__What you should do__
Output every record below exactly as it appears.

--- start of The data ---

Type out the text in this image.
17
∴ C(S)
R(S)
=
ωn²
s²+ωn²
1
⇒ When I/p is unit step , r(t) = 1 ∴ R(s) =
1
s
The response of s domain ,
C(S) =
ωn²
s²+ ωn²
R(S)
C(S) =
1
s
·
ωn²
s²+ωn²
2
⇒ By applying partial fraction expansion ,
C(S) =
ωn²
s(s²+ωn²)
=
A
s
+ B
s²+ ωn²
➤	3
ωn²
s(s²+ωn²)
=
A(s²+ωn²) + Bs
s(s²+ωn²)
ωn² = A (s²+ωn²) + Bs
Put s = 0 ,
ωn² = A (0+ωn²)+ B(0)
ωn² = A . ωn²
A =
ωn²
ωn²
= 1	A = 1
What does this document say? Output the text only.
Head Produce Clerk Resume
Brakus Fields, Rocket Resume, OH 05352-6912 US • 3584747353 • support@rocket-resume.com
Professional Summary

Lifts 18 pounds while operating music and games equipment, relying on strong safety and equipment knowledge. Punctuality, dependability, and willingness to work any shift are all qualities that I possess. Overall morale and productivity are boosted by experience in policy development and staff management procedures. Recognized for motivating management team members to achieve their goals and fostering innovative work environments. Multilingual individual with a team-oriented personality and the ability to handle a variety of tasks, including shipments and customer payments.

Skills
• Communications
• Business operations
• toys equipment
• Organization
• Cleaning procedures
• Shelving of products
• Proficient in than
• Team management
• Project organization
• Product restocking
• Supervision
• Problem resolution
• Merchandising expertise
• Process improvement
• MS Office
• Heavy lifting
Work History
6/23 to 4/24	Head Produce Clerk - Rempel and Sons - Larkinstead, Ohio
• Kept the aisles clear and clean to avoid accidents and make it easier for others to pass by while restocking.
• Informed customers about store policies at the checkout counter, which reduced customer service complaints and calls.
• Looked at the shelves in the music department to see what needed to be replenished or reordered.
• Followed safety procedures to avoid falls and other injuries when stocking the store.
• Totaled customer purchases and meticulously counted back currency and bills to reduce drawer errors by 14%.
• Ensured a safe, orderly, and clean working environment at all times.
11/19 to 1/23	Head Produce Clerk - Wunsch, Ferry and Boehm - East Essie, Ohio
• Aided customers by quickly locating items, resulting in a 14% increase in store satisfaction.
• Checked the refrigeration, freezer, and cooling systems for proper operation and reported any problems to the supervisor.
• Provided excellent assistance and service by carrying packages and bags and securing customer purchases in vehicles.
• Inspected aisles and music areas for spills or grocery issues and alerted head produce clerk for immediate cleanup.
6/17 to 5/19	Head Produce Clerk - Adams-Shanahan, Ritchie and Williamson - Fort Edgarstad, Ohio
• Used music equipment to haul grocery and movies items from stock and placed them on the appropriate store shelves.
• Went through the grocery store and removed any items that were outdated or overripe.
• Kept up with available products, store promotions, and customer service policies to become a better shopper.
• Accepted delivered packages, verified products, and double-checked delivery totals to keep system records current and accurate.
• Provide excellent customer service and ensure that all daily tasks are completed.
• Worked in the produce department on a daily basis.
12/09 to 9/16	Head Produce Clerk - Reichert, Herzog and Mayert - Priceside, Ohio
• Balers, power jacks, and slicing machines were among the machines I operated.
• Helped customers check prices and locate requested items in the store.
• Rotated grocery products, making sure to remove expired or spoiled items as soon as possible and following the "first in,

--- end of The data ---

__Exercise result__
Type out the text in this image.
17
∴ C(S)
R(S)
=
ωn²
s²+ωn²
1
⇒ When I/p is unit step , r(t) = 1 ∴ R(s) =
1
s
The response of s domain ,
C(S) =
ωn²
s²+ ωn²
R(S)
C(S) =
1
s
·
ωn²
s²+ωn²
2
⇒ By applying partial fraction expansion ,
C(S) =
ωn²
s(s²+ωn²)
=
A
s
+ B
s²+ ωn²
➤	3
ωn²
s(s²+ωn²)
=
A(s²+ωn²) + Bs
s(s²+ωn²)
ωn² = A (s²+ωn²) + Bs
Put s = 0 ,
ωn² = A (0+ωn²)+ B(0)
ωn² = A . ωn²
A =
ωn²
ωn²
= 1	A = 1
What does this document say? Output the text only.
Head Produce Clerk Resume
Brakus Fields, Rocket Resume, OH 05352-6912 US • 3584747353 • support@rocket-resume.com
Professional Summary

Lifts 18 pounds while operating music and games equipment, relying on strong safety and equipment knowledge. Punctuality, dependability, and willingness to work any shift are all qualities that I possess. Overall morale and productivity are boosted by experience in policy development and staff management procedures. Recognized for motivating management team members to achieve their goals and fostering innovative work environments. Multilingual individual with a team-oriented personality and the ability to handle a variety of tasks, including shipments and customer payments.

Skills
• Communications
• Business operations
• toys equipment
• Organization
• Cleaning procedures
• Shelving of products
• Proficient in than
• Team management
• Project organization
• Product restocking
• Supervision
• Problem resolution
• Merchandising expertise
• Process improvement
• MS Office
• Heavy lifting
Work History
6/23 to 4/24	Head Produce Clerk - Rempel and Sons - Larkinstead, Ohio
• Kept the aisles clear and clean to avoid accidents and make it easier for others to pass by while restocking.
• Informed customers about store policies at the checkout counter, which reduced customer service complaints and calls.
• Looked at the shelves in the music department to see what needed to be replenished or reordered.
• Followed safety procedures to avoid falls and other injuries when stocking the store.
• Totaled customer purchases and meticulously counted back currency and bills to reduce drawer errors by 14%.
• Ensured a safe, orderly, and clean working environment at all times.
11/19 to 1/23	Head Produce Clerk - Wunsch, Ferry and Boehm - East Essie, Ohio
• Aided customers by quickly locating items, resulting in a 14% increase in store satisfaction.
• Checked the refrigeration, freezer, and cooling systems for proper operation and reported any problems to the supervisor.
• Provided excellent assistance and service by carrying packages and bags and securing customer purchases in vehicles.
• Inspected aisles and music areas for spills or grocery issues and alerted head produce clerk for immediate cleanup.
6/17 to 5/19	Head Produce Clerk - Adams-Shanahan, Ritchie and Williamson - Fort Edgarstad, Ohio
• Used music equipment to haul grocery and movies items from stock and placed them on the appropriate store shelves.
• Went through the grocery store and removed any items that were outdated or overripe.
• Kept up with available products, store promotions, and customer service policies to become a better shopper.
• Accepted delivered packages, verified products, and double-checked delivery totals to keep system records current and accurate.
• Provide excellent customer service and ensure that all daily tasks are completed.
• Worked in the produce department on a daily basis.
12/09 to 9/16	Head Produce Clerk - Reichert, Herzog and Mayert - Priceside, Ohio
• Balers, power jacks, and slicing machines were among the machines I operated.
• Helped customers check prices and locate requested items in the store.
• Rotated grocery products, making sure to remove expired or spoiled items as soon as possible and following the "first in,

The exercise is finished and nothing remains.